## Spatial annotation records
--- START ---
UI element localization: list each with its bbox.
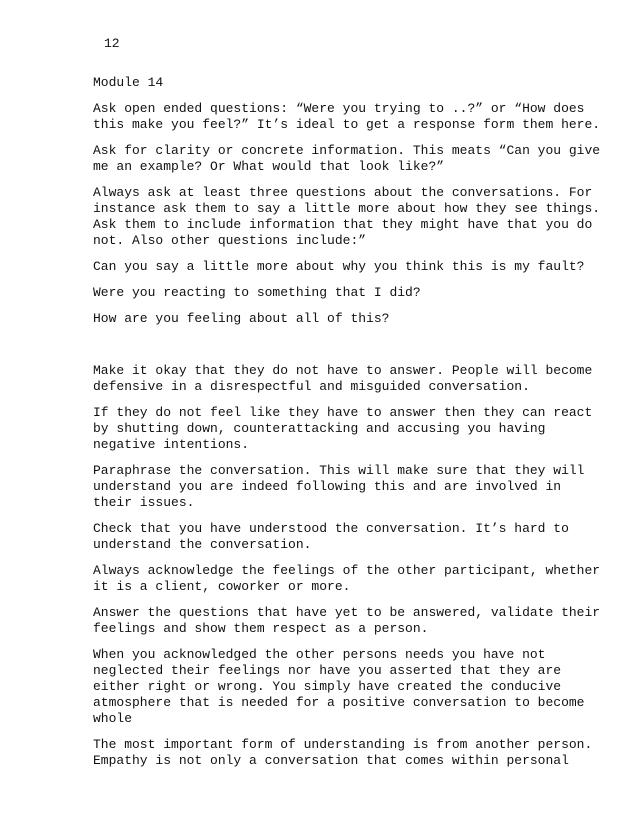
- text-line: How are you feeling about all of this?: [93, 311, 390, 326]
- text-line: it is a client, coworker or more.: [93, 579, 351, 594]
- paragraph-empathy: [93, 737, 593, 769]
- question-feeling: [93, 311, 593, 327]
- text-line: Ask open ended questions: “Were you trying to ..?” or “How does: [93, 101, 585, 116]
- text-line: Always acknowledge the feelings of the other participant, whether: [93, 563, 601, 578]
- text-line: Paraphrase the conversation. This will make sure that they will: [93, 463, 585, 478]
- heading-line: Module 14: [93, 75, 164, 90]
- text-line: not. Also other questions include:”: [93, 233, 367, 248]
- text-line: atmosphere that is needed for a positive conversation to become: [93, 695, 585, 710]
- text-line: neglected their feelings nor have you asserted that they are: [93, 663, 562, 678]
- text-line: If they do not feel like they have to answer then they can react: [93, 405, 593, 420]
- question-reacting: [93, 285, 593, 301]
- text-line: their issues.: [93, 495, 195, 510]
- module-heading: [93, 75, 593, 91]
- paragraph-acknowledge-feelings: [93, 563, 601, 595]
- paragraph-three-questions: [93, 185, 601, 249]
- text-line: by shutting down, counterattacking and accusing you having: [93, 421, 546, 436]
- paragraph-acknowledged-needs: [93, 647, 593, 727]
- blank-space: [93, 337, 593, 363]
- paragraph-shutting-down: [93, 405, 593, 453]
- paragraph-clarity: [93, 143, 601, 175]
- question-fault: [93, 259, 593, 275]
- text-line: instance ask them to say a little more about how they see things.: [93, 201, 601, 216]
- text-line: Empathy is not only a conversation that comes within personal: [93, 753, 569, 768]
- text-line: Ask for clarity or concrete information. This meats “Can you give: [93, 143, 601, 158]
- text-line: The most important form of understanding is from another person.: [93, 737, 593, 752]
- paragraph-paraphrase: [93, 463, 593, 511]
- text-line: Answer the questions that have yet to be answered, validate their: [93, 605, 601, 620]
- text-line: whole: [93, 711, 133, 726]
- paragraph-open-questions: [93, 101, 601, 133]
- text-line: me an example? Or What would that look like?”: [93, 159, 445, 174]
- paragraph-answer-questions: [93, 605, 601, 637]
- paragraph-okay-not-answer: [93, 363, 593, 395]
- paragraph-check-understood: [93, 521, 593, 553]
- text-line: negative intentions.: [93, 437, 250, 452]
- text-line: understand the conversation.: [93, 537, 312, 552]
- text-line: this make you feel?” It’s ideal to get a response form them here.: [93, 117, 601, 132]
- page-number: 12: [104, 36, 120, 51]
- text-line: either right or wrong. You simply have created the conducive: [93, 679, 562, 694]
- text-line: Check that you have understood the conversation. It’s hard to: [93, 521, 569, 536]
- text-line: Were you reacting to something that I did?: [93, 285, 421, 300]
- text-line: Always ask at least three questions about the conversations. For: [93, 185, 593, 200]
- text-line: Make it okay that they do not have to answer. People will become: [93, 363, 593, 378]
- document-body: [93, 75, 601, 779]
- text-line: When you acknowledged the other persons needs you have not: [93, 647, 546, 662]
- text-line: understand you are indeed following this and are involved in: [93, 479, 562, 494]
- text-line: Can you say a little more about why you think this is my fault?: [93, 259, 585, 274]
- text-line: feelings and show them respect as a person.: [93, 621, 429, 636]
- text-line: Ask them to include information that they might have that you do: [93, 217, 593, 232]
- text-line: defensive in a disrespectful and misguided conversation.: [93, 379, 530, 394]
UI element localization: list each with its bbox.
--- END ---
## TASK PROMPT
Could you rewrite the item lines from the line with "- text-line: How" up to and including the line with "- question-fault: [93, 259, 593, 275]" as a Markdown table with the columns Row and Item line, leaving out any blank lines?

## EXERCISE OUTPUT
| Row | Item line |
|---|---|
| 1 | - text-line: How are you feeling about all of this?: [93, 311, 390, 326] |
| 2 | - text-line: it is a client, coworker or more.: [93, 579, 351, 594] |
| 3 | - paragraph-empathy: [93, 737, 593, 769] |
| 4 | - question-feeling: [93, 311, 593, 327] |
| 5 | - text-line: Ask open ended questions: “Were you trying to ..?” or “How does: [93, 101, 585, 116] |
| 6 | - text-line: Always acknowledge the feelings of the other participant, whether: [93, 563, 601, 578] |
| 7 | - text-line: Paraphrase the conversation. This will make sure that they will: [93, 463, 585, 478] |
| 8 | - heading-line: Module 14: [93, 75, 164, 90] |
| 9 | - text-line: not. Also other questions include:”: [93, 233, 367, 248] |
| 10 | - text-line: atmosphere that is needed for a positive conversation to become: [93, 695, 585, 710] |
| 11 | - text-line: neglected their feelings nor have you asserted that they are: [93, 663, 562, 678] |
| 12 | - text-line: If they do not feel like they have to answer then they can react: [93, 405, 593, 420] |
| 13 | - question-reacting: [93, 285, 593, 301] |
| 14 | - text-line: their issues.: [93, 495, 195, 510] |
| 15 | - module-heading: [93, 75, 593, 91] |
| 16 | - paragraph-acknowledge-feelings: [93, 563, 601, 595] |
| 17 | - paragraph-three-questions: [93, 185, 601, 249] |
| 18 | - text-line: by shutting down, counterattacking and accusing you having: [93, 421, 546, 436] |
| 19 | - paragraph-acknowledged-needs: [93, 647, 593, 727] |
| 20 | - blank-space: [93, 337, 593, 363] |
| 21 | - paragraph-shutting-down: [93, 405, 593, 453] |
| 22 | - paragraph-clarity: [93, 143, 601, 175] |
| 23 | - question-fault: [93, 259, 593, 275] |